> PROBLEM REQUIREMENTS
Find the word "ribominus" below. Copy each line that has it.

> Stored data entries

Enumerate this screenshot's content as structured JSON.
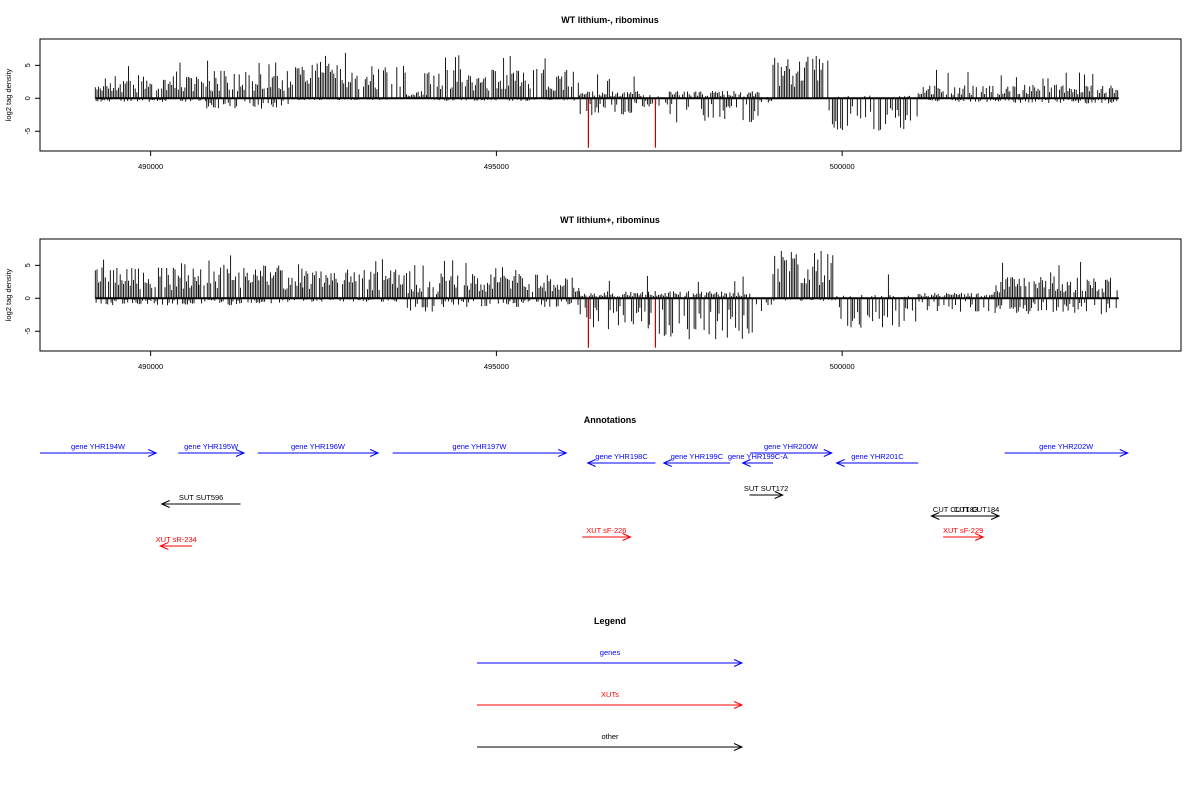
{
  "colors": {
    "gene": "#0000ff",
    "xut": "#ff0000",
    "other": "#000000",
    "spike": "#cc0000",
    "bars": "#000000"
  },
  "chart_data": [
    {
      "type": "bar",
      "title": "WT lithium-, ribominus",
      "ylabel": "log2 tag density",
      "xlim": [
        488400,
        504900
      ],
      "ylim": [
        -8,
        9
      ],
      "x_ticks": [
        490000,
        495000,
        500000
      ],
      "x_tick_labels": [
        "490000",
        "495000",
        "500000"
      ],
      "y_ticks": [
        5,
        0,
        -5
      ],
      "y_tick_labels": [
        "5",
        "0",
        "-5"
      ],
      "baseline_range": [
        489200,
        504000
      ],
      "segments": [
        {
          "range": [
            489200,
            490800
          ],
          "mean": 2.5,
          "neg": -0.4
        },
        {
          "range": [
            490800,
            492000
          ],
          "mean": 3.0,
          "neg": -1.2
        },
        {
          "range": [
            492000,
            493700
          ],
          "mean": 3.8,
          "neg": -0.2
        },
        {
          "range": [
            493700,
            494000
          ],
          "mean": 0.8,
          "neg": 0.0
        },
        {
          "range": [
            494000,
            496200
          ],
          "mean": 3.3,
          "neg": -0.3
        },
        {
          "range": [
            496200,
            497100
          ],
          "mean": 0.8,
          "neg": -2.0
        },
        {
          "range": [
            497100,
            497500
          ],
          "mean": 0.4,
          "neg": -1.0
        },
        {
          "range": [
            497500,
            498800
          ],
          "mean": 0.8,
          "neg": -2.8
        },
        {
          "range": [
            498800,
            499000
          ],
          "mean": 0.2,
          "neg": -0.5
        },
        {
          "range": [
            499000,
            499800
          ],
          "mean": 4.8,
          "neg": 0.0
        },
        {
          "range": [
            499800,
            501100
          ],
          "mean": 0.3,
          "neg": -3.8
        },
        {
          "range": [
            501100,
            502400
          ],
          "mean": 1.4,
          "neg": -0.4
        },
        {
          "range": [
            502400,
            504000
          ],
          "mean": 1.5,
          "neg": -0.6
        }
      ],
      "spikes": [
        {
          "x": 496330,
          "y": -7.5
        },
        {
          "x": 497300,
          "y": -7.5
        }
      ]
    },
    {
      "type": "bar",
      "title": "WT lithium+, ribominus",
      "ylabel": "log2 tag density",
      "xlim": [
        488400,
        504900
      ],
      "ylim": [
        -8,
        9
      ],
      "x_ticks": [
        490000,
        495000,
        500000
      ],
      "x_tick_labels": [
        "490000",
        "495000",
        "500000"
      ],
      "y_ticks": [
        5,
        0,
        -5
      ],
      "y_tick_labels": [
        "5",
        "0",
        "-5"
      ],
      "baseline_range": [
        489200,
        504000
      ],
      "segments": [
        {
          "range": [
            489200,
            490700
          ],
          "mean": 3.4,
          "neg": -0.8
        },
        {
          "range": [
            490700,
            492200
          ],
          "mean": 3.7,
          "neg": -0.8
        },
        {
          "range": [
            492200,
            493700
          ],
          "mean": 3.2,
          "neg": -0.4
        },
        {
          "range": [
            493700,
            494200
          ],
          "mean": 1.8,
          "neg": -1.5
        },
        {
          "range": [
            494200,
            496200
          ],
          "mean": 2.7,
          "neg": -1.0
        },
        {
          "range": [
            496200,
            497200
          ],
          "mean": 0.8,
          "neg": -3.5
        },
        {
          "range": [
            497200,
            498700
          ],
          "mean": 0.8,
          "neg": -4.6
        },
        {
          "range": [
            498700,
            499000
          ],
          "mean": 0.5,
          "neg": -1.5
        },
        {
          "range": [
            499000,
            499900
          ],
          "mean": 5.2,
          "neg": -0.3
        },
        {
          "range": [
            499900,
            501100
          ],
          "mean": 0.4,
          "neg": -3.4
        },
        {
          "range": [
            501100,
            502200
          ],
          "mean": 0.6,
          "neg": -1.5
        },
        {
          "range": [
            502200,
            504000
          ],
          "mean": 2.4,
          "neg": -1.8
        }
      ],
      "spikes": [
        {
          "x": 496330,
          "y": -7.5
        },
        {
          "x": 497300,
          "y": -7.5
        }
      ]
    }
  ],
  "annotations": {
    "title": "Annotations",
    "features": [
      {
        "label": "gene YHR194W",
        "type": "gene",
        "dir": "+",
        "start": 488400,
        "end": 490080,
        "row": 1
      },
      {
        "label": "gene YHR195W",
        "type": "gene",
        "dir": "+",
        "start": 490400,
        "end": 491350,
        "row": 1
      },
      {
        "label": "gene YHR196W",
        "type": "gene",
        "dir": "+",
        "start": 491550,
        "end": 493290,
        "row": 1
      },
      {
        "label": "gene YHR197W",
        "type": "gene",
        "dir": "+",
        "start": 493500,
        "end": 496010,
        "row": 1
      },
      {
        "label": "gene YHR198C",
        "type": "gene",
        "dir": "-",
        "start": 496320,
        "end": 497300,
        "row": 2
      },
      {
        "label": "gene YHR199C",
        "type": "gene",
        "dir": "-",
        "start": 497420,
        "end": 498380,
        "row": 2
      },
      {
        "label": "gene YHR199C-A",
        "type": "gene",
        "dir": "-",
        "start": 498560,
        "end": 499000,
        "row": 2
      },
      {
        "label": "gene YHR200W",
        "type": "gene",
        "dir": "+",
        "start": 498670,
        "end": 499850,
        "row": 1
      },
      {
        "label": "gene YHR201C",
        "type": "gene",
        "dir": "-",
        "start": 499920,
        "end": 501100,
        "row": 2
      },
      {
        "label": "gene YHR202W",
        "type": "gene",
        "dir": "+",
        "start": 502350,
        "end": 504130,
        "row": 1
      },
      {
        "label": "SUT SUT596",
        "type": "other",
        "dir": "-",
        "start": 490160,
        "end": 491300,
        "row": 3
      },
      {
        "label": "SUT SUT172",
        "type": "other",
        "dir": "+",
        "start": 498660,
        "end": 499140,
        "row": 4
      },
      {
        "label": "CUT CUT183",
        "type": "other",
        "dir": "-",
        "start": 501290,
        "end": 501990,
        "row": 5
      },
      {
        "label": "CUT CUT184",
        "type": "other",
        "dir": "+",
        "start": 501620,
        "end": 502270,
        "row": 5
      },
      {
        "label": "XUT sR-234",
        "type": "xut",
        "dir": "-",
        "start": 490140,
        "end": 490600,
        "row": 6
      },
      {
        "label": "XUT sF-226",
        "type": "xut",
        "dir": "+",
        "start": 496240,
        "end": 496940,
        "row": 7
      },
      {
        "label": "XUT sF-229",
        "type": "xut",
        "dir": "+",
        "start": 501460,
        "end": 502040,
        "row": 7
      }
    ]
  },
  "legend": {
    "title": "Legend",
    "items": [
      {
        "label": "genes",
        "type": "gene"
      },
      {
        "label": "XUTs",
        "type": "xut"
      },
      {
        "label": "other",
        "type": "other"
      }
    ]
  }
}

==

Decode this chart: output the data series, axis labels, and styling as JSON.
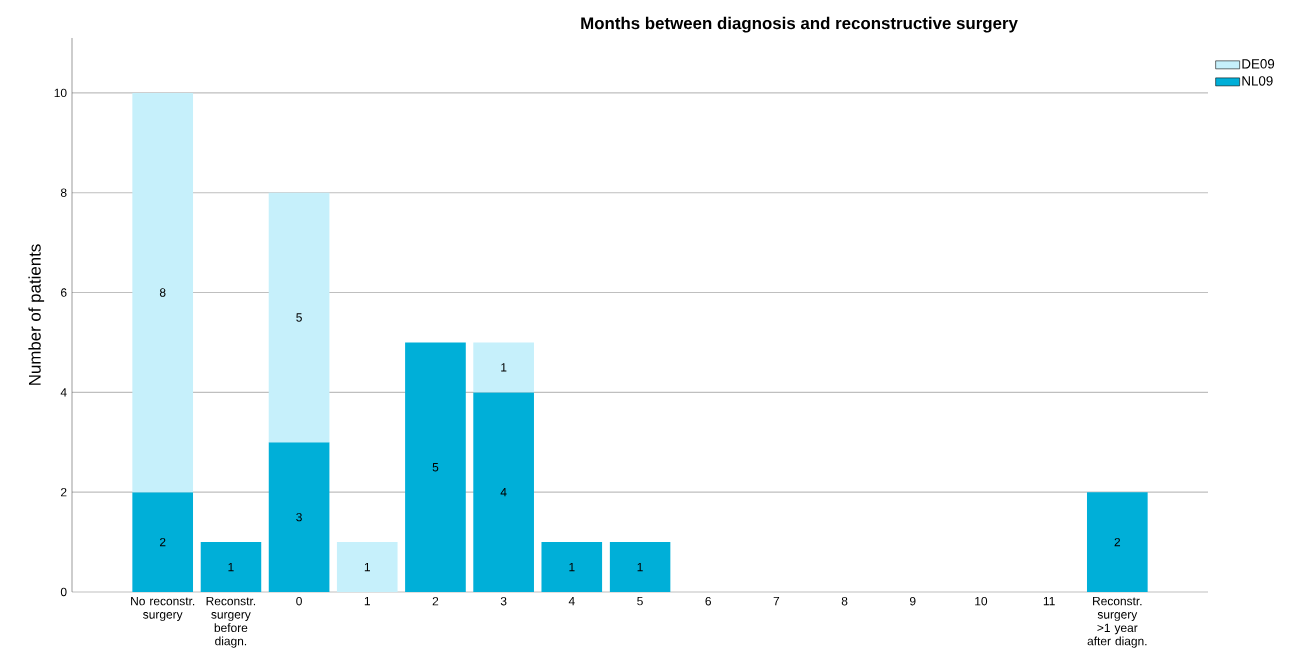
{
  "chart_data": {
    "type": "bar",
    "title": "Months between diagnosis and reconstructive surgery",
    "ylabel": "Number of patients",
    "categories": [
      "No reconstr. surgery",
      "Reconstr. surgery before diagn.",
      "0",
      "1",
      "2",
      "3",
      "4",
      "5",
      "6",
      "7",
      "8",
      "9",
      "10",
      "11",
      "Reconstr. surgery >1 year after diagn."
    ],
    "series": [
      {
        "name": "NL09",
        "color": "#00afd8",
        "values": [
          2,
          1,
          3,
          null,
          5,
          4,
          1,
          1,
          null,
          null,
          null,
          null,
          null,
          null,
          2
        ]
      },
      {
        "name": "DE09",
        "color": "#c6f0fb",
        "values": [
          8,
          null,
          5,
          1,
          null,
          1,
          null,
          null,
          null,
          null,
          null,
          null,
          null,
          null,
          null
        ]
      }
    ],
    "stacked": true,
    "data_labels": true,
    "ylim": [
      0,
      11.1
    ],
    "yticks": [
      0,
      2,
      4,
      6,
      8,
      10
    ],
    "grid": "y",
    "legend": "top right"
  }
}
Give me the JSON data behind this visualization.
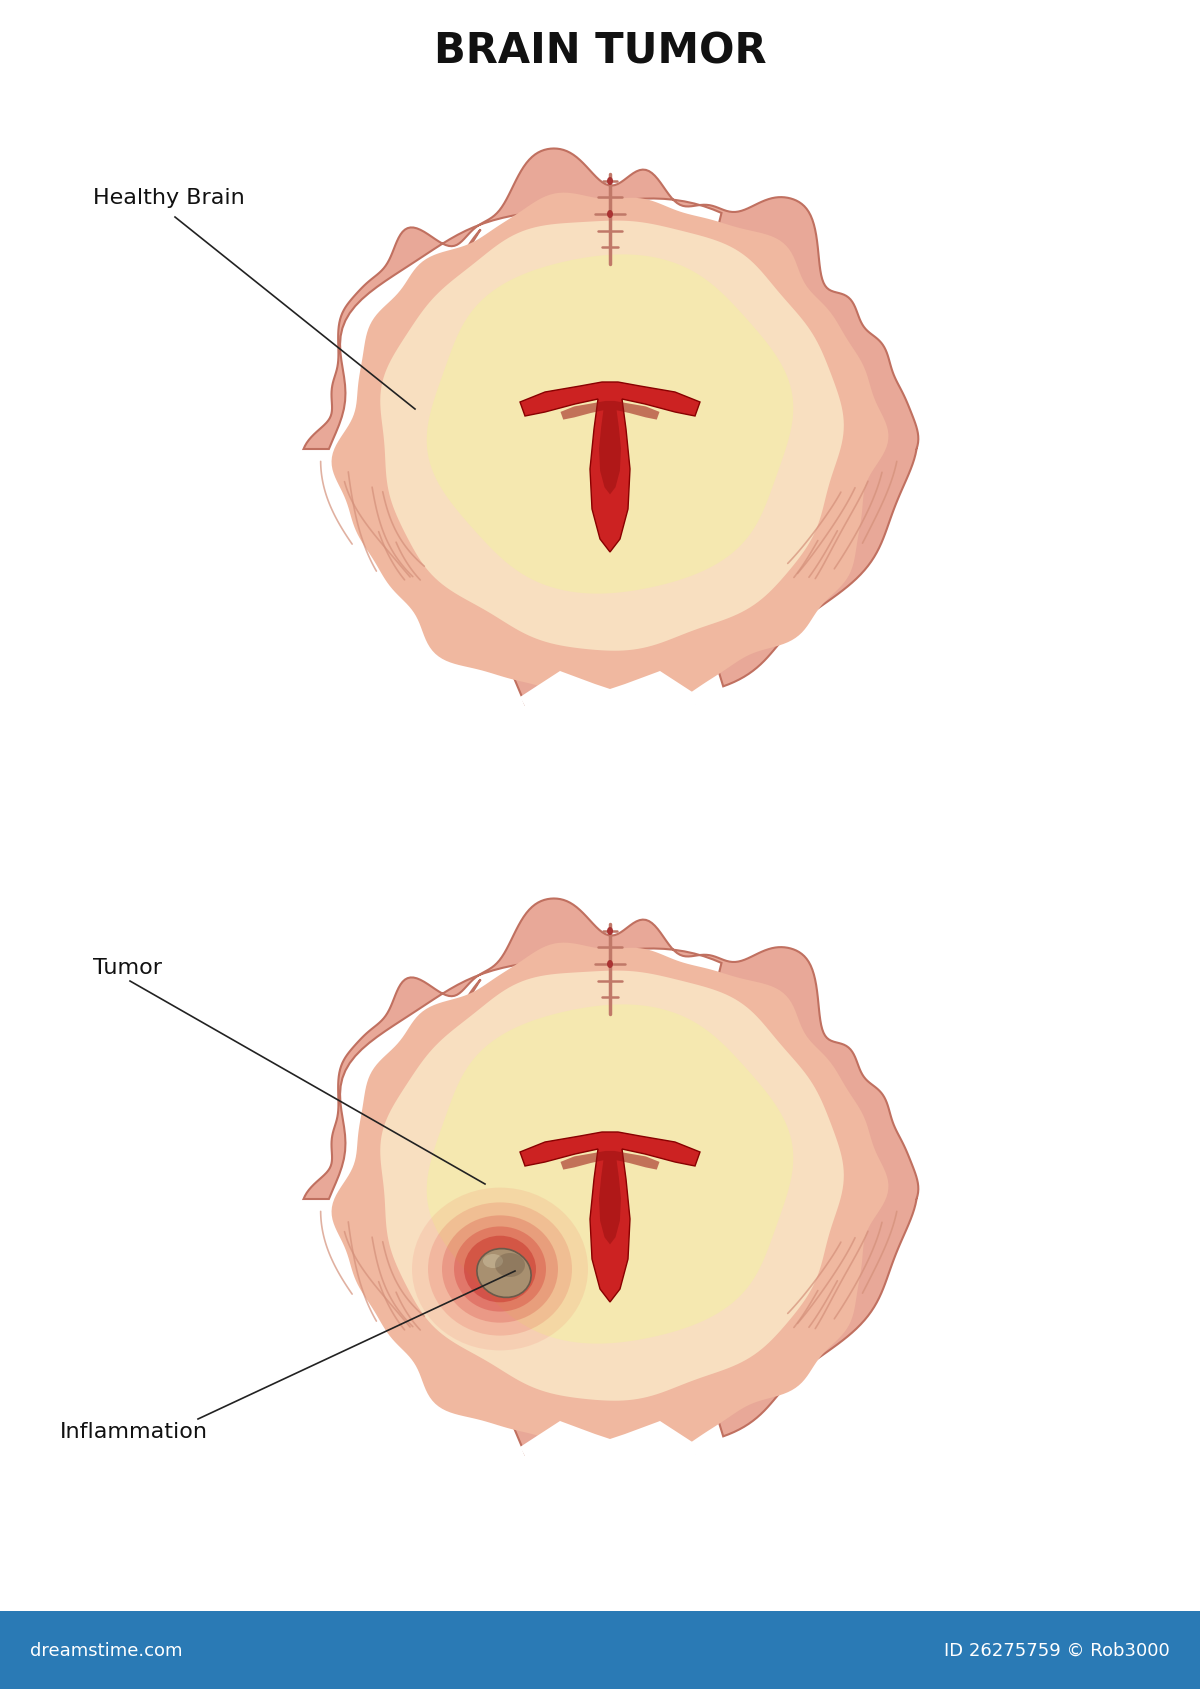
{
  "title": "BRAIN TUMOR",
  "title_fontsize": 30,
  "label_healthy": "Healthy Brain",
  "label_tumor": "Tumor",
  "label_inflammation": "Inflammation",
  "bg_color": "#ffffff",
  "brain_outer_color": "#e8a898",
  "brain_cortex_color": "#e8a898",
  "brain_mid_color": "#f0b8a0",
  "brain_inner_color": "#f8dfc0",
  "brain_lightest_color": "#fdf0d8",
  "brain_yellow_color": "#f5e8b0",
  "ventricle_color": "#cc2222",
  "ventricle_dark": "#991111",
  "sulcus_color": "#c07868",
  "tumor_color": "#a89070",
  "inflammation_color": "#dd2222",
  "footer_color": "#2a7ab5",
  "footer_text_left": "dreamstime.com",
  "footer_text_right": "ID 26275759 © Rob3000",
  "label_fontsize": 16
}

> WORKED SOLUTION
      "title": "WT lithium-, ribominus",
      "title": "WT lithium+, ribominus",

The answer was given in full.